▶ **TASK BRIEF**:
Select and copy out every line in the records containing "Harrison".

Rows from a figure dataset
>>>

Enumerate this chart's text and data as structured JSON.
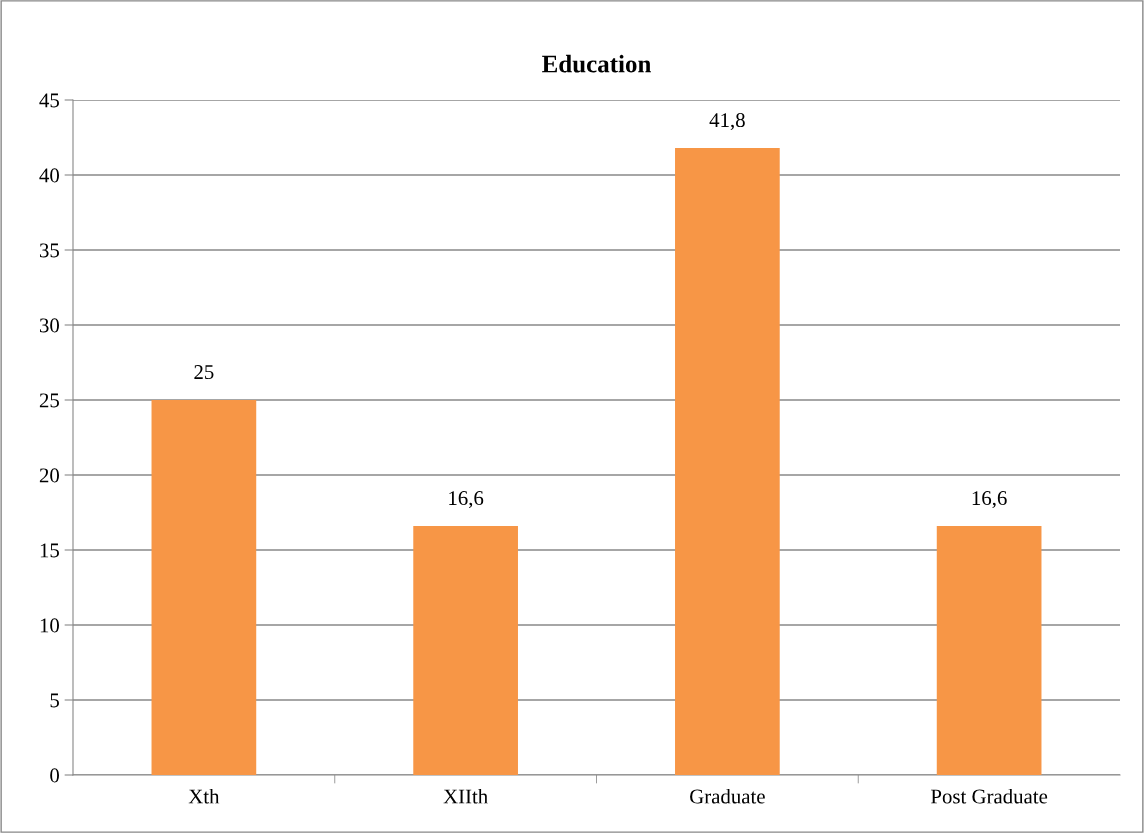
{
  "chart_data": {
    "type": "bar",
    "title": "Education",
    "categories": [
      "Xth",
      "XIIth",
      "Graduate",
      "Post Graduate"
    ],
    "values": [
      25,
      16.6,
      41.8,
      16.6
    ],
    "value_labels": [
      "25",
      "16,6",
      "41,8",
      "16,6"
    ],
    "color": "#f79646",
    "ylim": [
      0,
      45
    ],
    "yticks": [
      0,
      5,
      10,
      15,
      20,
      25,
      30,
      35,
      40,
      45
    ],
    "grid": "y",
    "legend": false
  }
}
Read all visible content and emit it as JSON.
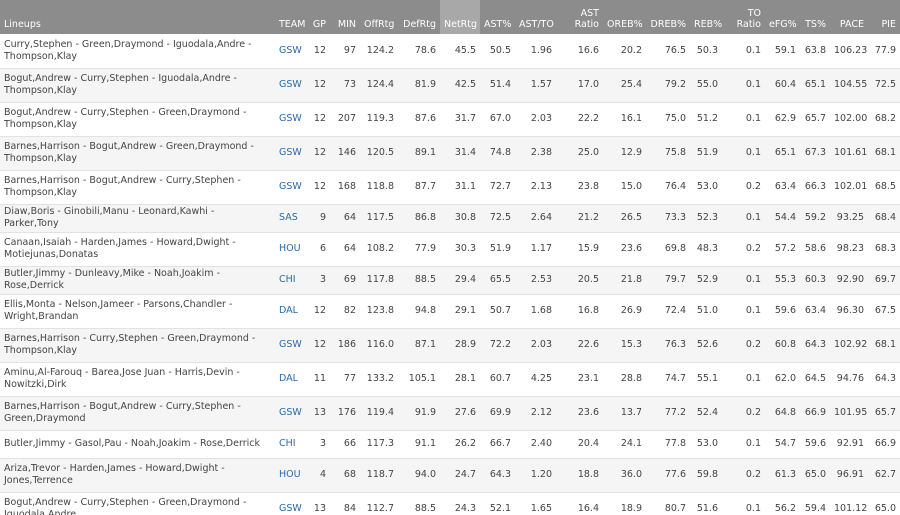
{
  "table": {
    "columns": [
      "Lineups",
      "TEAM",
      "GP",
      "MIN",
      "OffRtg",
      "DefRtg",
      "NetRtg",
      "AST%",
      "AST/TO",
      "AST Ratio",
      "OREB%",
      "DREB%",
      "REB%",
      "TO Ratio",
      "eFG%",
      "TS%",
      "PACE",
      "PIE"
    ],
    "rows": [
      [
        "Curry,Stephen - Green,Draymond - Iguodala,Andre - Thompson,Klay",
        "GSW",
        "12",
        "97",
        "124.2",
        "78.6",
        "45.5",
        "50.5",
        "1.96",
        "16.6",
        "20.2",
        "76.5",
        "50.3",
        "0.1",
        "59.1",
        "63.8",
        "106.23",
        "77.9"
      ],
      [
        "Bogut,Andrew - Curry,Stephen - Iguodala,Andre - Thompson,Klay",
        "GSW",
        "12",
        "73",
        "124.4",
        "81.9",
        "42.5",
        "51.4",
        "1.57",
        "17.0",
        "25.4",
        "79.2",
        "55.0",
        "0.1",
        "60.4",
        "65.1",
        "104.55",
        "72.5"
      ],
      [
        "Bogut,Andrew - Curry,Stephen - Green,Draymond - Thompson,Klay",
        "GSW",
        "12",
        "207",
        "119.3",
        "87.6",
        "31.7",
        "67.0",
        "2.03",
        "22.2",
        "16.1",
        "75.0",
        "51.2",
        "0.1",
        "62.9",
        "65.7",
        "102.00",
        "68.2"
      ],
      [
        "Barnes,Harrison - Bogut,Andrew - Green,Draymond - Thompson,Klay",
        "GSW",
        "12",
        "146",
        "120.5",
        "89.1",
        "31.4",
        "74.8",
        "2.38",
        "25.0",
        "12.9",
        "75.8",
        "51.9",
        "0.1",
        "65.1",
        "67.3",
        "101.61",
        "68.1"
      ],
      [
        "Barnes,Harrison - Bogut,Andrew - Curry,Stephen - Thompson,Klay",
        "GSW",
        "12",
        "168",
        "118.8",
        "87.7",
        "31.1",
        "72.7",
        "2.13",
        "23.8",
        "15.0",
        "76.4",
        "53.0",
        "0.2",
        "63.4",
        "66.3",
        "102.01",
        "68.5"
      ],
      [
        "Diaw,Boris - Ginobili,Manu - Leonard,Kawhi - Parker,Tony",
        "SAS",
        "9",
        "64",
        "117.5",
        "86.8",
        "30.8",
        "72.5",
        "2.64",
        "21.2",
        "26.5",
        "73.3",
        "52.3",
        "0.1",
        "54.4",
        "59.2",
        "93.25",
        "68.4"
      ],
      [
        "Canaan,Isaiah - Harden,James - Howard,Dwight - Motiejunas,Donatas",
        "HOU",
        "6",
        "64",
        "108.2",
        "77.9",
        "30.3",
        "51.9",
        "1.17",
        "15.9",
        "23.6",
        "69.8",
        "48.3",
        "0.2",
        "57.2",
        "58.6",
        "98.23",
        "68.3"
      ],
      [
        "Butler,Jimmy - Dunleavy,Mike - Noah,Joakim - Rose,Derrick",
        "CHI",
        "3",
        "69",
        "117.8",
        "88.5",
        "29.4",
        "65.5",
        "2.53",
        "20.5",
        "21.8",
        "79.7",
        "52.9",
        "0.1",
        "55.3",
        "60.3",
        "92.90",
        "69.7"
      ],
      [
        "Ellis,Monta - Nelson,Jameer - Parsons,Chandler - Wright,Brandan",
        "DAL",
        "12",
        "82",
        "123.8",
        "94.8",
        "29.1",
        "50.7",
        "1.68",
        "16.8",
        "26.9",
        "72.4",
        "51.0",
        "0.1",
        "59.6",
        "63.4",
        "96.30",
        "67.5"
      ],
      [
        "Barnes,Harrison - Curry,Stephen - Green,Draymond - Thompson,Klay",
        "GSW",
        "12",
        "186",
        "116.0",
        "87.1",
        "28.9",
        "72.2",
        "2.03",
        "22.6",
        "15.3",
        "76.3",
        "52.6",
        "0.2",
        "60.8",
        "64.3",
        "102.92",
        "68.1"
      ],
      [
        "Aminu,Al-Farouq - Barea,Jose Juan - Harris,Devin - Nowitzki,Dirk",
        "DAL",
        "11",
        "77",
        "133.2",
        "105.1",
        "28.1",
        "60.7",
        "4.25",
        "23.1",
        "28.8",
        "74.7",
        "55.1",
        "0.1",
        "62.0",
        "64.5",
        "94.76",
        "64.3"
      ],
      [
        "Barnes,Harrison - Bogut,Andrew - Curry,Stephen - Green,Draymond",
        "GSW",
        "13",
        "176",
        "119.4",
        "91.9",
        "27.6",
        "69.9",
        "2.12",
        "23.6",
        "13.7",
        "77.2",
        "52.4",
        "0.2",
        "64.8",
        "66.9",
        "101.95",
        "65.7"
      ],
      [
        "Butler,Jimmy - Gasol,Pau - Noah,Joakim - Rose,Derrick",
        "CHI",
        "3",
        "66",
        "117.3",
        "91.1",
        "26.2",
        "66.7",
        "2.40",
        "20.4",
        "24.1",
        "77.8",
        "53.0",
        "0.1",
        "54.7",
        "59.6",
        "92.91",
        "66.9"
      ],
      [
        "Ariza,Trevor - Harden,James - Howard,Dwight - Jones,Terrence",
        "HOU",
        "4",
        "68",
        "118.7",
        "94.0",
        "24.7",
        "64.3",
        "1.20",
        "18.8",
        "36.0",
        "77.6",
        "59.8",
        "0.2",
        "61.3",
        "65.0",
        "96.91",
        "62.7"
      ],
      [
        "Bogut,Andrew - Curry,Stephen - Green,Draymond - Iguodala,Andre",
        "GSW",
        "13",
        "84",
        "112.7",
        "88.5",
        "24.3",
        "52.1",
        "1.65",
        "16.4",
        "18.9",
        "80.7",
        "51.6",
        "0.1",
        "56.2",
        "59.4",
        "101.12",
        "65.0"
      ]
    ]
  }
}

<<<

▶ **THE COMPLETED TASK**:
        "Barnes,Harrison - Bogut,Andrew - Green,Draymond - Thompson,Klay",
        "Barnes,Harrison - Bogut,Andrew - Curry,Stephen - Thompson,Klay",
        "Barnes,Harrison - Curry,Stephen - Green,Draymond - Thompson,Klay",
        "Barnes,Harrison - Bogut,Andrew - Curry,Stephen - Green,Draymond",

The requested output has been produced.